*Objective:* Repeat the items below with every "softkey-label" renamed to "button-label" and nothing else changed. Leave the pictures out.

— BEGIN —

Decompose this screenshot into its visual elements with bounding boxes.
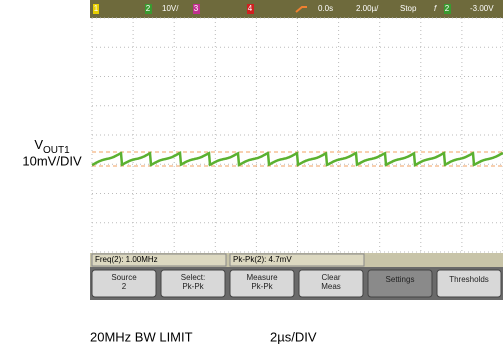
ch1: 1 xyxy=(94,4,99,13)
softkey-label: Measure xyxy=(246,273,278,282)
status-freq: Freq(2): 1.00MHz xyxy=(95,255,158,264)
softkey-label: Pk-Pk xyxy=(251,282,273,291)
softkey-label: Pk-Pk xyxy=(182,282,204,291)
softkey-label: Select: xyxy=(181,273,205,282)
channel-scale: 10mV/DIV xyxy=(22,153,82,168)
scope-capture: VOUT1 10mV/DIV 1 2 10V/ 3 4 0.0s 2.00µ/ … xyxy=(0,0,503,350)
delay: 0.0s xyxy=(318,4,333,13)
softkey-label: 2 xyxy=(122,282,127,291)
ch4: 4 xyxy=(248,4,253,13)
softkey-label: Meas xyxy=(321,282,341,291)
ch3: 3 xyxy=(194,4,199,13)
softkey-label: Clear xyxy=(321,273,340,282)
softkey-label: Thresholds xyxy=(449,275,489,284)
ch2: 2 xyxy=(146,4,151,13)
bandwidth-note: 20MHz BW LIMIT xyxy=(90,329,193,344)
trigger-level: -3.00V xyxy=(470,4,494,13)
status-pkpk: Pk-Pk(2): 4.7mV xyxy=(233,255,292,264)
timebase-note: 2µs/DIV xyxy=(270,329,317,344)
softkey-label: Source xyxy=(111,273,137,282)
trigger-source: 2 xyxy=(445,4,450,13)
ch2-scale: 10V/ xyxy=(162,4,179,13)
run-mode: Stop xyxy=(400,4,417,13)
softkey-label: Settings xyxy=(386,275,415,284)
timebase: 2.00µ/ xyxy=(356,4,379,13)
page: VOUT1 10mV/DIV 1 2 10V/ 3 4 0.0s 2.00µ/ … xyxy=(0,0,503,350)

— END —

*Solution to this task:*
Decompose this screenshot into its visual elements with bounding boxes.
ch1: 1 xyxy=(94,4,99,13)
button-label: Measure xyxy=(246,273,278,282)
status-freq: Freq(2): 1.00MHz xyxy=(95,255,158,264)
button-label: Pk-Pk xyxy=(251,282,273,291)
button-label: Pk-Pk xyxy=(182,282,204,291)
button-label: Select: xyxy=(181,273,205,282)
channel-scale: 10mV/DIV xyxy=(22,153,82,168)
scope-capture: VOUT1 10mV/DIV 1 2 10V/ 3 4 0.0s 2.00µ/ … xyxy=(0,0,503,350)
delay: 0.0s xyxy=(318,4,333,13)
button-label: 2 xyxy=(122,282,127,291)
ch4: 4 xyxy=(248,4,253,13)
button-label: Meas xyxy=(321,282,341,291)
ch3: 3 xyxy=(194,4,199,13)
button-label: Clear xyxy=(321,273,340,282)
button-label: Thresholds xyxy=(449,275,489,284)
ch2: 2 xyxy=(146,4,151,13)
bandwidth-note: 20MHz BW LIMIT xyxy=(90,329,193,344)
trigger-level: -3.00V xyxy=(470,4,494,13)
status-pkpk: Pk-Pk(2): 4.7mV xyxy=(233,255,292,264)
timebase-note: 2µs/DIV xyxy=(270,329,317,344)
button-label: Source xyxy=(111,273,137,282)
trigger-source: 2 xyxy=(445,4,450,13)
ch2-scale: 10V/ xyxy=(162,4,179,13)
run-mode: Stop xyxy=(400,4,417,13)
button-label: Settings xyxy=(386,275,415,284)
timebase: 2.00µ/ xyxy=(356,4,379,13)
page: VOUT1 10mV/DIV 1 2 10V/ 3 4 0.0s 2.00µ/ … xyxy=(0,0,503,350)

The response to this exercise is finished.